What the exercise asks - Carry none of the pictures over; set down the material below exactly.

Given information -
>>>
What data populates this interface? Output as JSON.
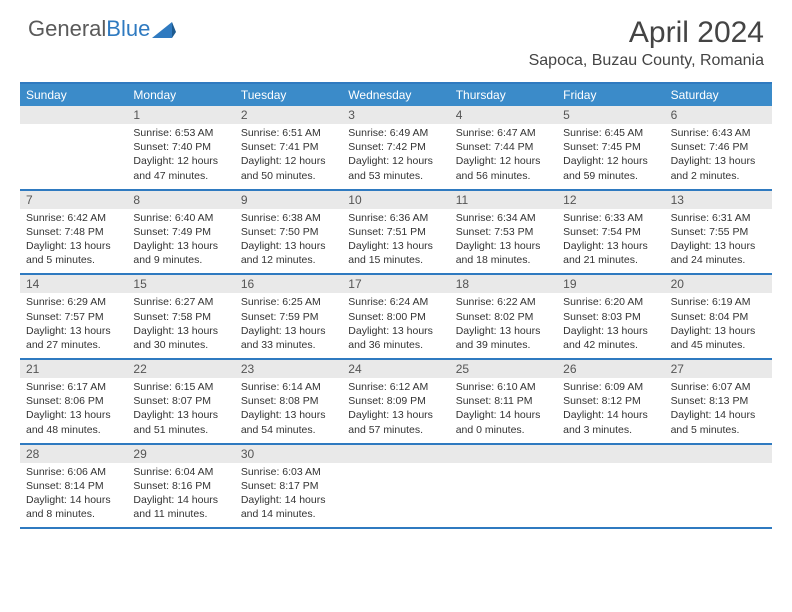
{
  "logo": {
    "text_gray": "General",
    "text_blue": "Blue"
  },
  "title": "April 2024",
  "location": "Sapoca, Buzau County, Romania",
  "day_headers": [
    "Sunday",
    "Monday",
    "Tuesday",
    "Wednesday",
    "Thursday",
    "Friday",
    "Saturday"
  ],
  "colors": {
    "header_bg": "#3b8bc9",
    "border": "#2f7ac0",
    "daynum_bg": "#e9e9e9",
    "text": "#333333",
    "logo_gray": "#5a5a5a",
    "logo_blue": "#2f7ac0"
  },
  "weeks": [
    [
      {
        "num": "",
        "sunrise": "",
        "sunset": "",
        "daylight": ""
      },
      {
        "num": "1",
        "sunrise": "Sunrise: 6:53 AM",
        "sunset": "Sunset: 7:40 PM",
        "daylight": "Daylight: 12 hours and 47 minutes."
      },
      {
        "num": "2",
        "sunrise": "Sunrise: 6:51 AM",
        "sunset": "Sunset: 7:41 PM",
        "daylight": "Daylight: 12 hours and 50 minutes."
      },
      {
        "num": "3",
        "sunrise": "Sunrise: 6:49 AM",
        "sunset": "Sunset: 7:42 PM",
        "daylight": "Daylight: 12 hours and 53 minutes."
      },
      {
        "num": "4",
        "sunrise": "Sunrise: 6:47 AM",
        "sunset": "Sunset: 7:44 PM",
        "daylight": "Daylight: 12 hours and 56 minutes."
      },
      {
        "num": "5",
        "sunrise": "Sunrise: 6:45 AM",
        "sunset": "Sunset: 7:45 PM",
        "daylight": "Daylight: 12 hours and 59 minutes."
      },
      {
        "num": "6",
        "sunrise": "Sunrise: 6:43 AM",
        "sunset": "Sunset: 7:46 PM",
        "daylight": "Daylight: 13 hours and 2 minutes."
      }
    ],
    [
      {
        "num": "7",
        "sunrise": "Sunrise: 6:42 AM",
        "sunset": "Sunset: 7:48 PM",
        "daylight": "Daylight: 13 hours and 5 minutes."
      },
      {
        "num": "8",
        "sunrise": "Sunrise: 6:40 AM",
        "sunset": "Sunset: 7:49 PM",
        "daylight": "Daylight: 13 hours and 9 minutes."
      },
      {
        "num": "9",
        "sunrise": "Sunrise: 6:38 AM",
        "sunset": "Sunset: 7:50 PM",
        "daylight": "Daylight: 13 hours and 12 minutes."
      },
      {
        "num": "10",
        "sunrise": "Sunrise: 6:36 AM",
        "sunset": "Sunset: 7:51 PM",
        "daylight": "Daylight: 13 hours and 15 minutes."
      },
      {
        "num": "11",
        "sunrise": "Sunrise: 6:34 AM",
        "sunset": "Sunset: 7:53 PM",
        "daylight": "Daylight: 13 hours and 18 minutes."
      },
      {
        "num": "12",
        "sunrise": "Sunrise: 6:33 AM",
        "sunset": "Sunset: 7:54 PM",
        "daylight": "Daylight: 13 hours and 21 minutes."
      },
      {
        "num": "13",
        "sunrise": "Sunrise: 6:31 AM",
        "sunset": "Sunset: 7:55 PM",
        "daylight": "Daylight: 13 hours and 24 minutes."
      }
    ],
    [
      {
        "num": "14",
        "sunrise": "Sunrise: 6:29 AM",
        "sunset": "Sunset: 7:57 PM",
        "daylight": "Daylight: 13 hours and 27 minutes."
      },
      {
        "num": "15",
        "sunrise": "Sunrise: 6:27 AM",
        "sunset": "Sunset: 7:58 PM",
        "daylight": "Daylight: 13 hours and 30 minutes."
      },
      {
        "num": "16",
        "sunrise": "Sunrise: 6:25 AM",
        "sunset": "Sunset: 7:59 PM",
        "daylight": "Daylight: 13 hours and 33 minutes."
      },
      {
        "num": "17",
        "sunrise": "Sunrise: 6:24 AM",
        "sunset": "Sunset: 8:00 PM",
        "daylight": "Daylight: 13 hours and 36 minutes."
      },
      {
        "num": "18",
        "sunrise": "Sunrise: 6:22 AM",
        "sunset": "Sunset: 8:02 PM",
        "daylight": "Daylight: 13 hours and 39 minutes."
      },
      {
        "num": "19",
        "sunrise": "Sunrise: 6:20 AM",
        "sunset": "Sunset: 8:03 PM",
        "daylight": "Daylight: 13 hours and 42 minutes."
      },
      {
        "num": "20",
        "sunrise": "Sunrise: 6:19 AM",
        "sunset": "Sunset: 8:04 PM",
        "daylight": "Daylight: 13 hours and 45 minutes."
      }
    ],
    [
      {
        "num": "21",
        "sunrise": "Sunrise: 6:17 AM",
        "sunset": "Sunset: 8:06 PM",
        "daylight": "Daylight: 13 hours and 48 minutes."
      },
      {
        "num": "22",
        "sunrise": "Sunrise: 6:15 AM",
        "sunset": "Sunset: 8:07 PM",
        "daylight": "Daylight: 13 hours and 51 minutes."
      },
      {
        "num": "23",
        "sunrise": "Sunrise: 6:14 AM",
        "sunset": "Sunset: 8:08 PM",
        "daylight": "Daylight: 13 hours and 54 minutes."
      },
      {
        "num": "24",
        "sunrise": "Sunrise: 6:12 AM",
        "sunset": "Sunset: 8:09 PM",
        "daylight": "Daylight: 13 hours and 57 minutes."
      },
      {
        "num": "25",
        "sunrise": "Sunrise: 6:10 AM",
        "sunset": "Sunset: 8:11 PM",
        "daylight": "Daylight: 14 hours and 0 minutes."
      },
      {
        "num": "26",
        "sunrise": "Sunrise: 6:09 AM",
        "sunset": "Sunset: 8:12 PM",
        "daylight": "Daylight: 14 hours and 3 minutes."
      },
      {
        "num": "27",
        "sunrise": "Sunrise: 6:07 AM",
        "sunset": "Sunset: 8:13 PM",
        "daylight": "Daylight: 14 hours and 5 minutes."
      }
    ],
    [
      {
        "num": "28",
        "sunrise": "Sunrise: 6:06 AM",
        "sunset": "Sunset: 8:14 PM",
        "daylight": "Daylight: 14 hours and 8 minutes."
      },
      {
        "num": "29",
        "sunrise": "Sunrise: 6:04 AM",
        "sunset": "Sunset: 8:16 PM",
        "daylight": "Daylight: 14 hours and 11 minutes."
      },
      {
        "num": "30",
        "sunrise": "Sunrise: 6:03 AM",
        "sunset": "Sunset: 8:17 PM",
        "daylight": "Daylight: 14 hours and 14 minutes."
      },
      {
        "num": "",
        "sunrise": "",
        "sunset": "",
        "daylight": ""
      },
      {
        "num": "",
        "sunrise": "",
        "sunset": "",
        "daylight": ""
      },
      {
        "num": "",
        "sunrise": "",
        "sunset": "",
        "daylight": ""
      },
      {
        "num": "",
        "sunrise": "",
        "sunset": "",
        "daylight": ""
      }
    ]
  ]
}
<<<
Complete answer -
What data populates this interface? Output as JSON.
{
  "logo": {
    "text_gray": "General",
    "text_blue": "Blue"
  },
  "title": "April 2024",
  "location": "Sapoca, Buzau County, Romania",
  "day_headers": [
    "Sunday",
    "Monday",
    "Tuesday",
    "Wednesday",
    "Thursday",
    "Friday",
    "Saturday"
  ],
  "colors": {
    "header_bg": "#3b8bc9",
    "border": "#2f7ac0",
    "daynum_bg": "#e9e9e9",
    "text": "#333333",
    "logo_gray": "#5a5a5a",
    "logo_blue": "#2f7ac0"
  },
  "weeks": [
    [
      {
        "num": "",
        "sunrise": "",
        "sunset": "",
        "daylight": ""
      },
      {
        "num": "1",
        "sunrise": "Sunrise: 6:53 AM",
        "sunset": "Sunset: 7:40 PM",
        "daylight": "Daylight: 12 hours and 47 minutes."
      },
      {
        "num": "2",
        "sunrise": "Sunrise: 6:51 AM",
        "sunset": "Sunset: 7:41 PM",
        "daylight": "Daylight: 12 hours and 50 minutes."
      },
      {
        "num": "3",
        "sunrise": "Sunrise: 6:49 AM",
        "sunset": "Sunset: 7:42 PM",
        "daylight": "Daylight: 12 hours and 53 minutes."
      },
      {
        "num": "4",
        "sunrise": "Sunrise: 6:47 AM",
        "sunset": "Sunset: 7:44 PM",
        "daylight": "Daylight: 12 hours and 56 minutes."
      },
      {
        "num": "5",
        "sunrise": "Sunrise: 6:45 AM",
        "sunset": "Sunset: 7:45 PM",
        "daylight": "Daylight: 12 hours and 59 minutes."
      },
      {
        "num": "6",
        "sunrise": "Sunrise: 6:43 AM",
        "sunset": "Sunset: 7:46 PM",
        "daylight": "Daylight: 13 hours and 2 minutes."
      }
    ],
    [
      {
        "num": "7",
        "sunrise": "Sunrise: 6:42 AM",
        "sunset": "Sunset: 7:48 PM",
        "daylight": "Daylight: 13 hours and 5 minutes."
      },
      {
        "num": "8",
        "sunrise": "Sunrise: 6:40 AM",
        "sunset": "Sunset: 7:49 PM",
        "daylight": "Daylight: 13 hours and 9 minutes."
      },
      {
        "num": "9",
        "sunrise": "Sunrise: 6:38 AM",
        "sunset": "Sunset: 7:50 PM",
        "daylight": "Daylight: 13 hours and 12 minutes."
      },
      {
        "num": "10",
        "sunrise": "Sunrise: 6:36 AM",
        "sunset": "Sunset: 7:51 PM",
        "daylight": "Daylight: 13 hours and 15 minutes."
      },
      {
        "num": "11",
        "sunrise": "Sunrise: 6:34 AM",
        "sunset": "Sunset: 7:53 PM",
        "daylight": "Daylight: 13 hours and 18 minutes."
      },
      {
        "num": "12",
        "sunrise": "Sunrise: 6:33 AM",
        "sunset": "Sunset: 7:54 PM",
        "daylight": "Daylight: 13 hours and 21 minutes."
      },
      {
        "num": "13",
        "sunrise": "Sunrise: 6:31 AM",
        "sunset": "Sunset: 7:55 PM",
        "daylight": "Daylight: 13 hours and 24 minutes."
      }
    ],
    [
      {
        "num": "14",
        "sunrise": "Sunrise: 6:29 AM",
        "sunset": "Sunset: 7:57 PM",
        "daylight": "Daylight: 13 hours and 27 minutes."
      },
      {
        "num": "15",
        "sunrise": "Sunrise: 6:27 AM",
        "sunset": "Sunset: 7:58 PM",
        "daylight": "Daylight: 13 hours and 30 minutes."
      },
      {
        "num": "16",
        "sunrise": "Sunrise: 6:25 AM",
        "sunset": "Sunset: 7:59 PM",
        "daylight": "Daylight: 13 hours and 33 minutes."
      },
      {
        "num": "17",
        "sunrise": "Sunrise: 6:24 AM",
        "sunset": "Sunset: 8:00 PM",
        "daylight": "Daylight: 13 hours and 36 minutes."
      },
      {
        "num": "18",
        "sunrise": "Sunrise: 6:22 AM",
        "sunset": "Sunset: 8:02 PM",
        "daylight": "Daylight: 13 hours and 39 minutes."
      },
      {
        "num": "19",
        "sunrise": "Sunrise: 6:20 AM",
        "sunset": "Sunset: 8:03 PM",
        "daylight": "Daylight: 13 hours and 42 minutes."
      },
      {
        "num": "20",
        "sunrise": "Sunrise: 6:19 AM",
        "sunset": "Sunset: 8:04 PM",
        "daylight": "Daylight: 13 hours and 45 minutes."
      }
    ],
    [
      {
        "num": "21",
        "sunrise": "Sunrise: 6:17 AM",
        "sunset": "Sunset: 8:06 PM",
        "daylight": "Daylight: 13 hours and 48 minutes."
      },
      {
        "num": "22",
        "sunrise": "Sunrise: 6:15 AM",
        "sunset": "Sunset: 8:07 PM",
        "daylight": "Daylight: 13 hours and 51 minutes."
      },
      {
        "num": "23",
        "sunrise": "Sunrise: 6:14 AM",
        "sunset": "Sunset: 8:08 PM",
        "daylight": "Daylight: 13 hours and 54 minutes."
      },
      {
        "num": "24",
        "sunrise": "Sunrise: 6:12 AM",
        "sunset": "Sunset: 8:09 PM",
        "daylight": "Daylight: 13 hours and 57 minutes."
      },
      {
        "num": "25",
        "sunrise": "Sunrise: 6:10 AM",
        "sunset": "Sunset: 8:11 PM",
        "daylight": "Daylight: 14 hours and 0 minutes."
      },
      {
        "num": "26",
        "sunrise": "Sunrise: 6:09 AM",
        "sunset": "Sunset: 8:12 PM",
        "daylight": "Daylight: 14 hours and 3 minutes."
      },
      {
        "num": "27",
        "sunrise": "Sunrise: 6:07 AM",
        "sunset": "Sunset: 8:13 PM",
        "daylight": "Daylight: 14 hours and 5 minutes."
      }
    ],
    [
      {
        "num": "28",
        "sunrise": "Sunrise: 6:06 AM",
        "sunset": "Sunset: 8:14 PM",
        "daylight": "Daylight: 14 hours and 8 minutes."
      },
      {
        "num": "29",
        "sunrise": "Sunrise: 6:04 AM",
        "sunset": "Sunset: 8:16 PM",
        "daylight": "Daylight: 14 hours and 11 minutes."
      },
      {
        "num": "30",
        "sunrise": "Sunrise: 6:03 AM",
        "sunset": "Sunset: 8:17 PM",
        "daylight": "Daylight: 14 hours and 14 minutes."
      },
      {
        "num": "",
        "sunrise": "",
        "sunset": "",
        "daylight": ""
      },
      {
        "num": "",
        "sunrise": "",
        "sunset": "",
        "daylight": ""
      },
      {
        "num": "",
        "sunrise": "",
        "sunset": "",
        "daylight": ""
      },
      {
        "num": "",
        "sunrise": "",
        "sunset": "",
        "daylight": ""
      }
    ]
  ]
}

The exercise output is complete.